Instruction:
Below are records to be output exactly, every one of them.

The input:
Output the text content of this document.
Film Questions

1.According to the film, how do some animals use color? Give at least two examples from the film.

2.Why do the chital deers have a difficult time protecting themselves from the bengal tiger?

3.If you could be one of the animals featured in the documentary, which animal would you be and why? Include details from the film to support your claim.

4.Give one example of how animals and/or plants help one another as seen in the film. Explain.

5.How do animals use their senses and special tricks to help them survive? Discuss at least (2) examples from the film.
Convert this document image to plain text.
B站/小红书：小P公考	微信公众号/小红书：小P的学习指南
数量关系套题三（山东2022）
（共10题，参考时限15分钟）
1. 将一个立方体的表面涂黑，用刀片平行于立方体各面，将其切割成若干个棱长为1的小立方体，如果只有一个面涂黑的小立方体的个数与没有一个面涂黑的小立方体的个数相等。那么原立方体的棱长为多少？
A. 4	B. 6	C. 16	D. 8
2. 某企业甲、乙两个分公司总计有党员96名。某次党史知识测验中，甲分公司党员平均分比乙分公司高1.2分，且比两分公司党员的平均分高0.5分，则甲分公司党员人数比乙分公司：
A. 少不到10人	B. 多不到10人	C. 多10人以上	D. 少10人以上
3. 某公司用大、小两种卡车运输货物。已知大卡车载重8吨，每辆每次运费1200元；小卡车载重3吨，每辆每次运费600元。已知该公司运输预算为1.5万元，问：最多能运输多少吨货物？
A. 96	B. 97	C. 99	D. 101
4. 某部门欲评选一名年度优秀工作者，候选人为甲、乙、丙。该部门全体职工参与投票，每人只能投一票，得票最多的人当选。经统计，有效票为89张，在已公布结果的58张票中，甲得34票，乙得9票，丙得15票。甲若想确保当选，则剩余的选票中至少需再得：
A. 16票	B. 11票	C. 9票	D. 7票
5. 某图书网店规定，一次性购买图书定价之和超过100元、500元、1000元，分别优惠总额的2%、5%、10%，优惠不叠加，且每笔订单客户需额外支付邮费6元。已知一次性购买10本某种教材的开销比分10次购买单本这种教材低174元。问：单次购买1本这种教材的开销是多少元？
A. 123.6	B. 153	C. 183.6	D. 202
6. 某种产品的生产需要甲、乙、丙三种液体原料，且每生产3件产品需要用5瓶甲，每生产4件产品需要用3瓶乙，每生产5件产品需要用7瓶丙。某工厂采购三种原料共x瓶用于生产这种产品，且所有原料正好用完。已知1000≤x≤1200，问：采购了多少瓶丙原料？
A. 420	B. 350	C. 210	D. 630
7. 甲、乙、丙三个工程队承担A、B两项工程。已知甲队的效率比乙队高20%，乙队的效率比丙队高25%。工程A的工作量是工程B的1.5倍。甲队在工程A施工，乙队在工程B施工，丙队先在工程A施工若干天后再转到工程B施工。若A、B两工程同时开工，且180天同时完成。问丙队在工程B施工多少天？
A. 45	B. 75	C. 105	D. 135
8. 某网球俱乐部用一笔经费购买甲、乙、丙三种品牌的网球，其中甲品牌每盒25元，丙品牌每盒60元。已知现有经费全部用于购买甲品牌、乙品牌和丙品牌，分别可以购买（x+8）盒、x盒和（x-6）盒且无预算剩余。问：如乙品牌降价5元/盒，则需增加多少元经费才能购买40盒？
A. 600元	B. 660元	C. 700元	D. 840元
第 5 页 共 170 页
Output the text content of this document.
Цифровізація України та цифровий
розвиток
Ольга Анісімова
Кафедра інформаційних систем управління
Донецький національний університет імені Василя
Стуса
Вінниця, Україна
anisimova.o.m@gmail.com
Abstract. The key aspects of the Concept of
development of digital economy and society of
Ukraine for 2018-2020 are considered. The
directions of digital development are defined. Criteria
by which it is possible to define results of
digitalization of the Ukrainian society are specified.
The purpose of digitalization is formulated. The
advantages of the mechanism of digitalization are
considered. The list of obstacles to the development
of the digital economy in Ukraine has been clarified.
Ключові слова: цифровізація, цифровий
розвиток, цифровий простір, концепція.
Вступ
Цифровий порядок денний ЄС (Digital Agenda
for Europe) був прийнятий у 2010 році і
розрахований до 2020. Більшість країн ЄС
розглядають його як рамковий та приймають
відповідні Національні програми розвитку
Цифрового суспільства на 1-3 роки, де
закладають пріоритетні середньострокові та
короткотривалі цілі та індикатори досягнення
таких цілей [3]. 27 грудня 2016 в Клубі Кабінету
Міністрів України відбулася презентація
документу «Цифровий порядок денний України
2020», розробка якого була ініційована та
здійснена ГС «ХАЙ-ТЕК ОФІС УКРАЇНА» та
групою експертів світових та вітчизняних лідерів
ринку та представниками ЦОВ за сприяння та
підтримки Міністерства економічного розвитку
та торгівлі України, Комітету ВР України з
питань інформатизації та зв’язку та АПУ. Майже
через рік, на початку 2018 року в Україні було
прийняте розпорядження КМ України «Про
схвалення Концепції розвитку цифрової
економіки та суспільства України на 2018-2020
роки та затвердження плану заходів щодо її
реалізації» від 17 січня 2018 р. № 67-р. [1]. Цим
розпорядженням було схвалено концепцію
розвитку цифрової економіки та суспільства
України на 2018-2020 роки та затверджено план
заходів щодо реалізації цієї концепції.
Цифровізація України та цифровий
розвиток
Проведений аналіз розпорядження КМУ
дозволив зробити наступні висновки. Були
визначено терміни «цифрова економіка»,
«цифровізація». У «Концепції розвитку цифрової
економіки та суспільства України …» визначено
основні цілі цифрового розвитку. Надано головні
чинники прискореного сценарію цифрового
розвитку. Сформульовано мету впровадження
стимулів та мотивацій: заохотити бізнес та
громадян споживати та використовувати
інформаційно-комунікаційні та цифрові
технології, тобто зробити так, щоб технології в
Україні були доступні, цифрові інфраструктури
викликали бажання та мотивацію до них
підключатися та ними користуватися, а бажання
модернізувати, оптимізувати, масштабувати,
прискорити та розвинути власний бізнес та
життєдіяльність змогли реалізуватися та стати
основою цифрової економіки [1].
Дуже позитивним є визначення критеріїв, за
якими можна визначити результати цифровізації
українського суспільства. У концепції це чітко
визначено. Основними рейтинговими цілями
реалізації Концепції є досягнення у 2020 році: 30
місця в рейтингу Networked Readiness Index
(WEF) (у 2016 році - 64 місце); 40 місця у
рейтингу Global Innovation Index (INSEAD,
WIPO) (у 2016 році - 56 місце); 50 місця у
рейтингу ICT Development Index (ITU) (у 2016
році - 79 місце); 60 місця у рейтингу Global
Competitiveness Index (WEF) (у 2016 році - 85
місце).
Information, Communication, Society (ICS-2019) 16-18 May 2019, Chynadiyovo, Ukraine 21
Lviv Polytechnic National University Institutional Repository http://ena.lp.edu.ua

The output:
Output the text content of this document.
Film Questions

1.According to the film, how do some animals use color? Give at least two examples from the film.

2.Why do the chital deers have a difficult time protecting themselves from the bengal tiger?

3.If you could be one of the animals featured in the documentary, which animal would you be and why? Include details from the film to support your claim.

4.Give one example of how animals and/or plants help one another as seen in the film. Explain.

5.How do animals use their senses and special tricks to help them survive? Discuss at least (2) examples from the film.
Convert this document image to plain text.
B站/小红书：小P公考	微信公众号/小红书：小P的学习指南
数量关系套题三（山东2022）
（共10题，参考时限15分钟）
1. 将一个立方体的表面涂黑，用刀片平行于立方体各面，将其切割成若干个棱长为1的小立方体，如果只有一个面涂黑的小立方体的个数与没有一个面涂黑的小立方体的个数相等。那么原立方体的棱长为多少？
A. 4	B. 6	C. 16	D. 8
2. 某企业甲、乙两个分公司总计有党员96名。某次党史知识测验中，甲分公司党员平均分比乙分公司高1.2分，且比两分公司党员的平均分高0.5分，则甲分公司党员人数比乙分公司：
A. 少不到10人	B. 多不到10人	C. 多10人以上	D. 少10人以上
3. 某公司用大、小两种卡车运输货物。已知大卡车载重8吨，每辆每次运费1200元；小卡车载重3吨，每辆每次运费600元。已知该公司运输预算为1.5万元，问：最多能运输多少吨货物？
A. 96	B. 97	C. 99	D. 101
4. 某部门欲评选一名年度优秀工作者，候选人为甲、乙、丙。该部门全体职工参与投票，每人只能投一票，得票最多的人当选。经统计，有效票为89张，在已公布结果的58张票中，甲得34票，乙得9票，丙得15票。甲若想确保当选，则剩余的选票中至少需再得：
A. 16票	B. 11票	C. 9票	D. 7票
5. 某图书网店规定，一次性购买图书定价之和超过100元、500元、1000元，分别优惠总额的2%、5%、10%，优惠不叠加，且每笔订单客户需额外支付邮费6元。已知一次性购买10本某种教材的开销比分10次购买单本这种教材低174元。问：单次购买1本这种教材的开销是多少元？
A. 123.6	B. 153	C. 183.6	D. 202
6. 某种产品的生产需要甲、乙、丙三种液体原料，且每生产3件产品需要用5瓶甲，每生产4件产品需要用3瓶乙，每生产5件产品需要用7瓶丙。某工厂采购三种原料共x瓶用于生产这种产品，且所有原料正好用完。已知1000≤x≤1200，问：采购了多少瓶丙原料？
A. 420	B. 350	C. 210	D. 630
7. 甲、乙、丙三个工程队承担A、B两项工程。已知甲队的效率比乙队高20%，乙队的效率比丙队高25%。工程A的工作量是工程B的1.5倍。甲队在工程A施工，乙队在工程B施工，丙队先在工程A施工若干天后再转到工程B施工。若A、B两工程同时开工，且180天同时完成。问丙队在工程B施工多少天？
A. 45	B. 75	C. 105	D. 135
8. 某网球俱乐部用一笔经费购买甲、乙、丙三种品牌的网球，其中甲品牌每盒25元，丙品牌每盒60元。已知现有经费全部用于购买甲品牌、乙品牌和丙品牌，分别可以购买（x+8）盒、x盒和（x-6）盒且无预算剩余。问：如乙品牌降价5元/盒，则需增加多少元经费才能购买40盒？
A. 600元	B. 660元	C. 700元	D. 840元
第 5 页 共 170 页
Output the text content of this document.
Цифровізація України та цифровий
розвиток
Ольга Анісімова
Кафедра інформаційних систем управління
Донецький національний університет імені Василя
Стуса
Вінниця, Україна
anisimova.o.m@gmail.com
Abstract. The key aspects of the Concept of
development of digital economy and society of
Ukraine for 2018-2020 are considered. The
directions of digital development are defined. Criteria
by which it is possible to define results of
digitalization of the Ukrainian society are specified.
The purpose of digitalization is formulated. The
advantages of the mechanism of digitalization are
considered. The list of obstacles to the development
of the digital economy in Ukraine has been clarified.
Ключові слова: цифровізація, цифровий
розвиток, цифровий простір, концепція.
Вступ
Цифровий порядок денний ЄС (Digital Agenda
for Europe) був прийнятий у 2010 році і
розрахований до 2020. Більшість країн ЄС
розглядають його як рамковий та приймають
відповідні Національні програми розвитку
Цифрового суспільства на 1-3 роки, де
закладають пріоритетні середньострокові та
короткотривалі цілі та індикатори досягнення
таких цілей [3]. 27 грудня 2016 в Клубі Кабінету
Міністрів України відбулася презентація
документу «Цифровий порядок денний України
2020», розробка якого була ініційована та
здійснена ГС «ХАЙ-ТЕК ОФІС УКРАЇНА» та
групою експертів світових та вітчизняних лідерів
ринку та представниками ЦОВ за сприяння та
підтримки Міністерства економічного розвитку
та торгівлі України, Комітету ВР України з
питань інформатизації та зв’язку та АПУ. Майже
через рік, на початку 2018 року в Україні було
прийняте розпорядження КМ України «Про
схвалення Концепції розвитку цифрової
економіки та суспільства України на 2018-2020
роки та затвердження плану заходів щодо її
реалізації» від 17 січня 2018 р. № 67-р. [1]. Цим
розпорядженням було схвалено концепцію
розвитку цифрової економіки та суспільства
України на 2018-2020 роки та затверджено план
заходів щодо реалізації цієї концепції.
Цифровізація України та цифровий
розвиток
Проведений аналіз розпорядження КМУ
дозволив зробити наступні висновки. Були
визначено терміни «цифрова економіка»,
«цифровізація». У «Концепції розвитку цифрової
економіки та суспільства України …» визначено
основні цілі цифрового розвитку. Надано головні
чинники прискореного сценарію цифрового
розвитку. Сформульовано мету впровадження
стимулів та мотивацій: заохотити бізнес та
громадян споживати та використовувати
інформаційно-комунікаційні та цифрові
технології, тобто зробити так, щоб технології в
Україні були доступні, цифрові інфраструктури
викликали бажання та мотивацію до них
підключатися та ними користуватися, а бажання
модернізувати, оптимізувати, масштабувати,
прискорити та розвинути власний бізнес та
життєдіяльність змогли реалізуватися та стати
основою цифрової економіки [1].
Дуже позитивним є визначення критеріїв, за
якими можна визначити результати цифровізації
українського суспільства. У концепції це чітко
визначено. Основними рейтинговими цілями
реалізації Концепції є досягнення у 2020 році: 30
місця в рейтингу Networked Readiness Index
(WEF) (у 2016 році - 64 місце); 40 місця у
рейтингу Global Innovation Index (INSEAD,
WIPO) (у 2016 році - 56 місце); 50 місця у
рейтингу ICT Development Index (ITU) (у 2016
році - 79 місце); 60 місця у рейтингу Global
Competitiveness Index (WEF) (у 2016 році - 85
місце).
Information, Communication, Society (ICS-2019) 16-18 May 2019, Chynadiyovo, Ukraine 21
Lviv Polytechnic National University Institutional Repository http://ena.lp.edu.ua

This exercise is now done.